● **Goal**: It is required that all of the data be written out exactly.

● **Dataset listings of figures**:
....

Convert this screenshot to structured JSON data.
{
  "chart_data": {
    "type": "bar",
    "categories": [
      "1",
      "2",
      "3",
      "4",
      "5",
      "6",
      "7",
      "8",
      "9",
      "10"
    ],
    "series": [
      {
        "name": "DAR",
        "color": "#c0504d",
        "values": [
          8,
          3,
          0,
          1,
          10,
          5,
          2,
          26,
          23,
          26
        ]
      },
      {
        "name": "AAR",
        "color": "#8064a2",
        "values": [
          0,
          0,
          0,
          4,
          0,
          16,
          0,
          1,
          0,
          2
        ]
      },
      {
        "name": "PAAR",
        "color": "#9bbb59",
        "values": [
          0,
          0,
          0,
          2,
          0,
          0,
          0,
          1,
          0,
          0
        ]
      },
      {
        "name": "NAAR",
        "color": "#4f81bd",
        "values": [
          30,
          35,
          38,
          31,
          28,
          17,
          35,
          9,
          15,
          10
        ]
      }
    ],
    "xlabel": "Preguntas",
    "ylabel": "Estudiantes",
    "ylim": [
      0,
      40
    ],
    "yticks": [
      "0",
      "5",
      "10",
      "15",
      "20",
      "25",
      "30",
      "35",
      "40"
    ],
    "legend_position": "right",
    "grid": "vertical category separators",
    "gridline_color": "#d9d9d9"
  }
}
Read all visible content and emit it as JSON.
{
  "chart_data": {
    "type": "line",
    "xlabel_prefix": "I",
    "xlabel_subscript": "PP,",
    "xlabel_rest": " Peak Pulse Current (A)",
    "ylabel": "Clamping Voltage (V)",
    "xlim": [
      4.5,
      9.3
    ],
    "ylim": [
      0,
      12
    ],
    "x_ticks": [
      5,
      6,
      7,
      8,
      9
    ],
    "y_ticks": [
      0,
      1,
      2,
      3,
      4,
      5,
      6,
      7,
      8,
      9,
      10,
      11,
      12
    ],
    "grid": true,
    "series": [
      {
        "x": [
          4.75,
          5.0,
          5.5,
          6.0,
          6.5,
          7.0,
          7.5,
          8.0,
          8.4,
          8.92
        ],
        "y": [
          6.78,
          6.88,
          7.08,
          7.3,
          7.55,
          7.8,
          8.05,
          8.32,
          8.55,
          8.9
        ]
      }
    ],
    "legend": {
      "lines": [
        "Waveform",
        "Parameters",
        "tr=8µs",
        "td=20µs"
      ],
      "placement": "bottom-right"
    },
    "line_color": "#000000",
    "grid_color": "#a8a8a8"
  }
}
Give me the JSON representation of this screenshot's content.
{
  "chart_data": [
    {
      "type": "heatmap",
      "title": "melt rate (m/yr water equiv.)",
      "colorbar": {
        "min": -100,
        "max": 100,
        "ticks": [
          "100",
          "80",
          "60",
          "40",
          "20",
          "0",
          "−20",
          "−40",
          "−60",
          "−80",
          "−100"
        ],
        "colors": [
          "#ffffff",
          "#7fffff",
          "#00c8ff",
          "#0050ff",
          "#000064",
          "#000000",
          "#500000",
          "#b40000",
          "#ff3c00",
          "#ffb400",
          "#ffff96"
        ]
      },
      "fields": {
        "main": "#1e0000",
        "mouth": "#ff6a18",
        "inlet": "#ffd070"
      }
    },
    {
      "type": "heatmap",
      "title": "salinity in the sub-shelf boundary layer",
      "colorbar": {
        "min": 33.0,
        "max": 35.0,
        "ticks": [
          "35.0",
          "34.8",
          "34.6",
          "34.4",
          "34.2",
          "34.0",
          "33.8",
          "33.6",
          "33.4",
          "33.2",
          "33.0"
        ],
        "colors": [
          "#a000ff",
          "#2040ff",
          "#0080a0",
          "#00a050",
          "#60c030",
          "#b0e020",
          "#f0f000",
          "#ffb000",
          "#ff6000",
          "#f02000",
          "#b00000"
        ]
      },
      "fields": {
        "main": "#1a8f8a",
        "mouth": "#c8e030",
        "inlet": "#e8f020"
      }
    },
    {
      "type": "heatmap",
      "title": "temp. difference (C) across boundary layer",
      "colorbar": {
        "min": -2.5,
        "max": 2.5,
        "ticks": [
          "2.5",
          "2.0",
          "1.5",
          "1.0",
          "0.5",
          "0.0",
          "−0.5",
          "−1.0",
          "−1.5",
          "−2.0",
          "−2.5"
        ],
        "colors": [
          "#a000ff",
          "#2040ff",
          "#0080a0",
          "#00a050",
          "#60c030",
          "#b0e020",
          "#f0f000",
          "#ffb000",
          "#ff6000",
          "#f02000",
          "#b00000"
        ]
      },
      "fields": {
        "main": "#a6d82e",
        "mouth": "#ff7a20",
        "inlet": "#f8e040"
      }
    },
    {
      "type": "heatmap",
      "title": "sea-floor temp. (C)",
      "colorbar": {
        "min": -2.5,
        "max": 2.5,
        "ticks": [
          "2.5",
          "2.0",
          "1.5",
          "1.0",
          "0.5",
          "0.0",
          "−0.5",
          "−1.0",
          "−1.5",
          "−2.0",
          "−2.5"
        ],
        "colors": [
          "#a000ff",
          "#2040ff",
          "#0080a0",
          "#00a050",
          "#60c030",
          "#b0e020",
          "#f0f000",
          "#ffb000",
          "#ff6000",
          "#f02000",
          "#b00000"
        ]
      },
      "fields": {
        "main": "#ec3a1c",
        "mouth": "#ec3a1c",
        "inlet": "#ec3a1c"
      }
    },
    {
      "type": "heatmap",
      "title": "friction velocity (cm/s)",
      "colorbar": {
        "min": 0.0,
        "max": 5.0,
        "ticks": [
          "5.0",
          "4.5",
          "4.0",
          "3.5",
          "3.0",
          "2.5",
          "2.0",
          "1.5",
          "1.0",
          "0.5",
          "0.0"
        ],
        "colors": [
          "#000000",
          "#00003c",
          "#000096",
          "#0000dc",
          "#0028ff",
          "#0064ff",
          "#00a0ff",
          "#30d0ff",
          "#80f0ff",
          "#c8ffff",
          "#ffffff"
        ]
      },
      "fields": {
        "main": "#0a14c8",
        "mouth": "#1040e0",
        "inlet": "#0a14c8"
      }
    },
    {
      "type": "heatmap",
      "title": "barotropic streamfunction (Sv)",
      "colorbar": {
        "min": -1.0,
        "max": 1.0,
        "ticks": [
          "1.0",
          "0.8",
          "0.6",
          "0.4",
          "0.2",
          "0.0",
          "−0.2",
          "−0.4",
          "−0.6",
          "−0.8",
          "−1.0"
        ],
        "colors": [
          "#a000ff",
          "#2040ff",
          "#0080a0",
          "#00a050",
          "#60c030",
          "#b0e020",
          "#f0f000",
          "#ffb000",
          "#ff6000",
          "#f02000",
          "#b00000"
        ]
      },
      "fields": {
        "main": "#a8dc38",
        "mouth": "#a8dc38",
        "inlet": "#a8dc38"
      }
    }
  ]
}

....

● **Reply**:
Convert this screenshot to structured JSON data.
{
  "chart_data": {
    "type": "bar",
    "categories": [
      "1",
      "2",
      "3",
      "4",
      "5",
      "6",
      "7",
      "8",
      "9",
      "10"
    ],
    "series": [
      {
        "name": "DAR",
        "color": "#c0504d",
        "values": [
          8,
          3,
          0,
          1,
          10,
          5,
          2,
          26,
          23,
          26
        ]
      },
      {
        "name": "AAR",
        "color": "#8064a2",
        "values": [
          0,
          0,
          0,
          4,
          0,
          16,
          0,
          1,
          0,
          2
        ]
      },
      {
        "name": "PAAR",
        "color": "#9bbb59",
        "values": [
          0,
          0,
          0,
          2,
          0,
          0,
          0,
          1,
          0,
          0
        ]
      },
      {
        "name": "NAAR",
        "color": "#4f81bd",
        "values": [
          30,
          35,
          38,
          31,
          28,
          17,
          35,
          9,
          15,
          10
        ]
      }
    ],
    "xlabel": "Preguntas",
    "ylabel": "Estudiantes",
    "ylim": [
      0,
      40
    ],
    "yticks": [
      "0",
      "5",
      "10",
      "15",
      "20",
      "25",
      "30",
      "35",
      "40"
    ],
    "legend_position": "right",
    "grid": "vertical category separators",
    "gridline_color": "#d9d9d9"
  }
}
Read all visible content and emit it as JSON.
{
  "chart_data": {
    "type": "line",
    "xlabel_prefix": "I",
    "xlabel_subscript": "PP,",
    "xlabel_rest": " Peak Pulse Current (A)",
    "ylabel": "Clamping Voltage (V)",
    "xlim": [
      4.5,
      9.3
    ],
    "ylim": [
      0,
      12
    ],
    "x_ticks": [
      5,
      6,
      7,
      8,
      9
    ],
    "y_ticks": [
      0,
      1,
      2,
      3,
      4,
      5,
      6,
      7,
      8,
      9,
      10,
      11,
      12
    ],
    "grid": true,
    "series": [
      {
        "x": [
          4.75,
          5.0,
          5.5,
          6.0,
          6.5,
          7.0,
          7.5,
          8.0,
          8.4,
          8.92
        ],
        "y": [
          6.78,
          6.88,
          7.08,
          7.3,
          7.55,
          7.8,
          8.05,
          8.32,
          8.55,
          8.9
        ]
      }
    ],
    "legend": {
      "lines": [
        "Waveform",
        "Parameters",
        "tr=8µs",
        "td=20µs"
      ],
      "placement": "bottom-right"
    },
    "line_color": "#000000",
    "grid_color": "#a8a8a8"
  }
}
Give me the JSON representation of this screenshot's content.
{
  "chart_data": [
    {
      "type": "heatmap",
      "title": "melt rate (m/yr water equiv.)",
      "colorbar": {
        "min": -100,
        "max": 100,
        "ticks": [
          "100",
          "80",
          "60",
          "40",
          "20",
          "0",
          "−20",
          "−40",
          "−60",
          "−80",
          "−100"
        ],
        "colors": [
          "#ffffff",
          "#7fffff",
          "#00c8ff",
          "#0050ff",
          "#000064",
          "#000000",
          "#500000",
          "#b40000",
          "#ff3c00",
          "#ffb400",
          "#ffff96"
        ]
      },
      "fields": {
        "main": "#1e0000",
        "mouth": "#ff6a18",
        "inlet": "#ffd070"
      }
    },
    {
      "type": "heatmap",
      "title": "salinity in the sub-shelf boundary layer",
      "colorbar": {
        "min": 33.0,
        "max": 35.0,
        "ticks": [
          "35.0",
          "34.8",
          "34.6",
          "34.4",
          "34.2",
          "34.0",
          "33.8",
          "33.6",
          "33.4",
          "33.2",
          "33.0"
        ],
        "colors": [
          "#a000ff",
          "#2040ff",
          "#0080a0",
          "#00a050",
          "#60c030",
          "#b0e020",
          "#f0f000",
          "#ffb000",
          "#ff6000",
          "#f02000",
          "#b00000"
        ]
      },
      "fields": {
        "main": "#1a8f8a",
        "mouth": "#c8e030",
        "inlet": "#e8f020"
      }
    },
    {
      "type": "heatmap",
      "title": "temp. difference (C) across boundary layer",
      "colorbar": {
        "min": -2.5,
        "max": 2.5,
        "ticks": [
          "2.5",
          "2.0",
          "1.5",
          "1.0",
          "0.5",
          "0.0",
          "−0.5",
          "−1.0",
          "−1.5",
          "−2.0",
          "−2.5"
        ],
        "colors": [
          "#a000ff",
          "#2040ff",
          "#0080a0",
          "#00a050",
          "#60c030",
          "#b0e020",
          "#f0f000",
          "#ffb000",
          "#ff6000",
          "#f02000",
          "#b00000"
        ]
      },
      "fields": {
        "main": "#a6d82e",
        "mouth": "#ff7a20",
        "inlet": "#f8e040"
      }
    },
    {
      "type": "heatmap",
      "title": "sea-floor temp. (C)",
      "colorbar": {
        "min": -2.5,
        "max": 2.5,
        "ticks": [
          "2.5",
          "2.0",
          "1.5",
          "1.0",
          "0.5",
          "0.0",
          "−0.5",
          "−1.0",
          "−1.5",
          "−2.0",
          "−2.5"
        ],
        "colors": [
          "#a000ff",
          "#2040ff",
          "#0080a0",
          "#00a050",
          "#60c030",
          "#b0e020",
          "#f0f000",
          "#ffb000",
          "#ff6000",
          "#f02000",
          "#b00000"
        ]
      },
      "fields": {
        "main": "#ec3a1c",
        "mouth": "#ec3a1c",
        "inlet": "#ec3a1c"
      }
    },
    {
      "type": "heatmap",
      "title": "friction velocity (cm/s)",
      "colorbar": {
        "min": 0.0,
        "max": 5.0,
        "ticks": [
          "5.0",
          "4.5",
          "4.0",
          "3.5",
          "3.0",
          "2.5",
          "2.0",
          "1.5",
          "1.0",
          "0.5",
          "0.0"
        ],
        "colors": [
          "#000000",
          "#00003c",
          "#000096",
          "#0000dc",
          "#0028ff",
          "#0064ff",
          "#00a0ff",
          "#30d0ff",
          "#80f0ff",
          "#c8ffff",
          "#ffffff"
        ]
      },
      "fields": {
        "main": "#0a14c8",
        "mouth": "#1040e0",
        "inlet": "#0a14c8"
      }
    },
    {
      "type": "heatmap",
      "title": "barotropic streamfunction (Sv)",
      "colorbar": {
        "min": -1.0,
        "max": 1.0,
        "ticks": [
          "1.0",
          "0.8",
          "0.6",
          "0.4",
          "0.2",
          "0.0",
          "−0.2",
          "−0.4",
          "−0.6",
          "−0.8",
          "−1.0"
        ],
        "colors": [
          "#a000ff",
          "#2040ff",
          "#0080a0",
          "#00a050",
          "#60c030",
          "#b0e020",
          "#f0f000",
          "#ffb000",
          "#ff6000",
          "#f02000",
          "#b00000"
        ]
      },
      "fields": {
        "main": "#a8dc38",
        "mouth": "#a8dc38",
        "inlet": "#a8dc38"
      }
    }
  ]
}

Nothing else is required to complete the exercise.